-- START OF Data for this task --
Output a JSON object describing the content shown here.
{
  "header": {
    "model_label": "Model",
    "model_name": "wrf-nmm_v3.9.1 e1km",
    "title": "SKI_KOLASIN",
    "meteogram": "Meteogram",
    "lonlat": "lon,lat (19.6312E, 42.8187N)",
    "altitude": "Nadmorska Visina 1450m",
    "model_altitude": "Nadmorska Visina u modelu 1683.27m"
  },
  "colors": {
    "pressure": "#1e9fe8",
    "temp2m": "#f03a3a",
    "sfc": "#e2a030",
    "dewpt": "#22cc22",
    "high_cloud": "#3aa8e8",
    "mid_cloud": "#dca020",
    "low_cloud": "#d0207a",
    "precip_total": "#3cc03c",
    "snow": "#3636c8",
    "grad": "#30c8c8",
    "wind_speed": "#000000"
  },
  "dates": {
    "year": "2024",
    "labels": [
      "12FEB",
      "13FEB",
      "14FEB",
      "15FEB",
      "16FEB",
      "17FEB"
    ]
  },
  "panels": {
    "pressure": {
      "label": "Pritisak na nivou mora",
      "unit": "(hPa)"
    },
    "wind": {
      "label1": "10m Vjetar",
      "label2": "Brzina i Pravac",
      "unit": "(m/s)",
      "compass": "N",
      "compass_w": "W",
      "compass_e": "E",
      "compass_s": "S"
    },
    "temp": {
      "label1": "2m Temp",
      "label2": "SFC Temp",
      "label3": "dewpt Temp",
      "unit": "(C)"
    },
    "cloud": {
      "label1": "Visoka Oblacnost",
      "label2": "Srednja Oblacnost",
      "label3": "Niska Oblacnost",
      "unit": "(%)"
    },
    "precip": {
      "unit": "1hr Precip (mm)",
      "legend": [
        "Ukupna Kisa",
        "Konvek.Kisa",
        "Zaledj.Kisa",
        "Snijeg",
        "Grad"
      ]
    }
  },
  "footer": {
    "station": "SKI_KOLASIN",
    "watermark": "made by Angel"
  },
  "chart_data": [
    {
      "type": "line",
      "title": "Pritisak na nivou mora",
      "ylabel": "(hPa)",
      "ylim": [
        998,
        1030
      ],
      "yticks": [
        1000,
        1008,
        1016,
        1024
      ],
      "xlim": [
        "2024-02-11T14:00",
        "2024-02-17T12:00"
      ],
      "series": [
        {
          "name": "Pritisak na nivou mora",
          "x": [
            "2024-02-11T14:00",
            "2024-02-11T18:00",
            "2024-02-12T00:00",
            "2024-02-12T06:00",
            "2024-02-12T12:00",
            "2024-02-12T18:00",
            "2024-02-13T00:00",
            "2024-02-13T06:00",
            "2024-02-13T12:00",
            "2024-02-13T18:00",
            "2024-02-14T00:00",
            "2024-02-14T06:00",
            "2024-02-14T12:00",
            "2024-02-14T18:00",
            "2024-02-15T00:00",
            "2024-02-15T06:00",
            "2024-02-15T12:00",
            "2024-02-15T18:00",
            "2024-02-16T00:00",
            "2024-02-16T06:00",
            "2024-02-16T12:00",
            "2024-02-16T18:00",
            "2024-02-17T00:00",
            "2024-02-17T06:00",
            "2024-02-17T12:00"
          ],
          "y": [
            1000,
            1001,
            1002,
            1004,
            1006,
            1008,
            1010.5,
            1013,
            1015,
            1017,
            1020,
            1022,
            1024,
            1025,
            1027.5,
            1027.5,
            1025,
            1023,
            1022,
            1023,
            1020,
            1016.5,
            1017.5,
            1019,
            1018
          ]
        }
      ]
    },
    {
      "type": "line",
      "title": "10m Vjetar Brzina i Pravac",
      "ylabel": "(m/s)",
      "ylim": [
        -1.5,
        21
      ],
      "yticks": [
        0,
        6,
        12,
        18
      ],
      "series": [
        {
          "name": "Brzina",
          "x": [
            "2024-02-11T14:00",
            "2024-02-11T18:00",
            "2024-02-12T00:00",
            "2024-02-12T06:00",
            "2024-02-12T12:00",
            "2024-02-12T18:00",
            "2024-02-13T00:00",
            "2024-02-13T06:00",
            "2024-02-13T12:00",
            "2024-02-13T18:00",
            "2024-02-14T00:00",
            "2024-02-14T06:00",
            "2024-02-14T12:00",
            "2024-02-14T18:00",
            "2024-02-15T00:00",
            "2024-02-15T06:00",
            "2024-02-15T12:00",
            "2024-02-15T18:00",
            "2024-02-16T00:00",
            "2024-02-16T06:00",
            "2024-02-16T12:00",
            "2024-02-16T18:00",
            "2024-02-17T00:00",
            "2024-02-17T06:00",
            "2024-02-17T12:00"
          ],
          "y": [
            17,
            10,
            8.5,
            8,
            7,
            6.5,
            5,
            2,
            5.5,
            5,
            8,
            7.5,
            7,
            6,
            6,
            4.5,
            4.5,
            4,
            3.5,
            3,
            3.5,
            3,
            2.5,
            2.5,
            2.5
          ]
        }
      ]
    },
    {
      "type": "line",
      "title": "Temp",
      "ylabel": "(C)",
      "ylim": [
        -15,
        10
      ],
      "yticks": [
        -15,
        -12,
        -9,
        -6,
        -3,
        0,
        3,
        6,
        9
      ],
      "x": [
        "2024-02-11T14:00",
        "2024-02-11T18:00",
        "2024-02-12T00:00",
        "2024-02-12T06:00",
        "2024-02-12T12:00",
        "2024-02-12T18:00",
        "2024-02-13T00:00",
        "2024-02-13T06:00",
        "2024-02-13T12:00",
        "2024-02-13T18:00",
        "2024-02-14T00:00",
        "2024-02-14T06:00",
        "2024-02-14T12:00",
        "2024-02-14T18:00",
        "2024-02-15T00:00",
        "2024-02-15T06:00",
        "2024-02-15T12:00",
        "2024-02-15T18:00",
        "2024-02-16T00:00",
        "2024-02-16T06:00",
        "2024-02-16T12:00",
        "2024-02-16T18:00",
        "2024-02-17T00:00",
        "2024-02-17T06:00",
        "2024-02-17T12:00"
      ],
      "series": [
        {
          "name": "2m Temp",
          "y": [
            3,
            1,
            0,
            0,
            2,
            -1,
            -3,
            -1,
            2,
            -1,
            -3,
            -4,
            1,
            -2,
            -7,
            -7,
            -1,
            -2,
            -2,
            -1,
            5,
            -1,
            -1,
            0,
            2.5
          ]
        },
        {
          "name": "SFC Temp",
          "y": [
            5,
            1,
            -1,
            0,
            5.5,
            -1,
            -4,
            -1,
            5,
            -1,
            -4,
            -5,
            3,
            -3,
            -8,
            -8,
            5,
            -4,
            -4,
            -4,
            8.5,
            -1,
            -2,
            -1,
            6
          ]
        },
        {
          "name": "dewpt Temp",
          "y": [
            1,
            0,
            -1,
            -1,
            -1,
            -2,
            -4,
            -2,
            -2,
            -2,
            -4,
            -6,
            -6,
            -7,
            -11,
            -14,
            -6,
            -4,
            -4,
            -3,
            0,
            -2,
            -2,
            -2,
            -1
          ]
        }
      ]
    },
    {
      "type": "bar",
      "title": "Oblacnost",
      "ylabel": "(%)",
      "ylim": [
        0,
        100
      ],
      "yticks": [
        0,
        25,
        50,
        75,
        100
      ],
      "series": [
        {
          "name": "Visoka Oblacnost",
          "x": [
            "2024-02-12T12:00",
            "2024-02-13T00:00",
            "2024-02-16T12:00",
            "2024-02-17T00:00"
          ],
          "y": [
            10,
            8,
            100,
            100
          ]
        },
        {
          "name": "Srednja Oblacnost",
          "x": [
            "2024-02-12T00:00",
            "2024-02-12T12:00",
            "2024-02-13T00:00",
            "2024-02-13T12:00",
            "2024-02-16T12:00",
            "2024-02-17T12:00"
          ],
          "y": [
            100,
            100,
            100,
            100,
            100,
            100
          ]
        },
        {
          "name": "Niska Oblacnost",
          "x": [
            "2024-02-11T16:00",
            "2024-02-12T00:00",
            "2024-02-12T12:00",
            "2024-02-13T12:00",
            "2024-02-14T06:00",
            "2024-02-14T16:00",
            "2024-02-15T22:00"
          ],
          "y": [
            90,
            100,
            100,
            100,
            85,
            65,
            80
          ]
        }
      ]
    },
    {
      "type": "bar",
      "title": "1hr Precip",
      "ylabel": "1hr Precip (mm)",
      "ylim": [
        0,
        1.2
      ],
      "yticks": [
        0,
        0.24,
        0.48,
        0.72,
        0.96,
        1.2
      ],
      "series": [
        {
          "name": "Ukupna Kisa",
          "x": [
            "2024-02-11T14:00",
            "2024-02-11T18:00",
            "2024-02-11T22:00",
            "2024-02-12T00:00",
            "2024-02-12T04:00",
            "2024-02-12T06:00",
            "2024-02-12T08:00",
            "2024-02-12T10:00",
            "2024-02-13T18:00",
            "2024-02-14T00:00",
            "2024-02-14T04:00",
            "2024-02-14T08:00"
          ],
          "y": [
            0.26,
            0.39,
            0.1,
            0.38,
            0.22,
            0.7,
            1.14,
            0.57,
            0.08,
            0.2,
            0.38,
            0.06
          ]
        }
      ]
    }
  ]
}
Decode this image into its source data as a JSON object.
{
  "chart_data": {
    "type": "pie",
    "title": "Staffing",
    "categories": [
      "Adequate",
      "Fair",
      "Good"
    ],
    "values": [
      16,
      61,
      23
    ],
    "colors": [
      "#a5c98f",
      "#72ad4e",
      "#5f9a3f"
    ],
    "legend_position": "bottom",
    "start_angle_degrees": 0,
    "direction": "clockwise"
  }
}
-- END OF Data for this task --
# The task
Copy, character for character, the lines from the line that holds "Decode this image" through the final line of the records above.

# Answer below
Decode this image into its source data as a JSON object.
{
  "chart_data": {
    "type": "pie",
    "title": "Staffing",
    "categories": [
      "Adequate",
      "Fair",
      "Good"
    ],
    "values": [
      16,
      61,
      23
    ],
    "colors": [
      "#a5c98f",
      "#72ad4e",
      "#5f9a3f"
    ],
    "legend_position": "bottom",
    "start_angle_degrees": 0,
    "direction": "clockwise"
  }
}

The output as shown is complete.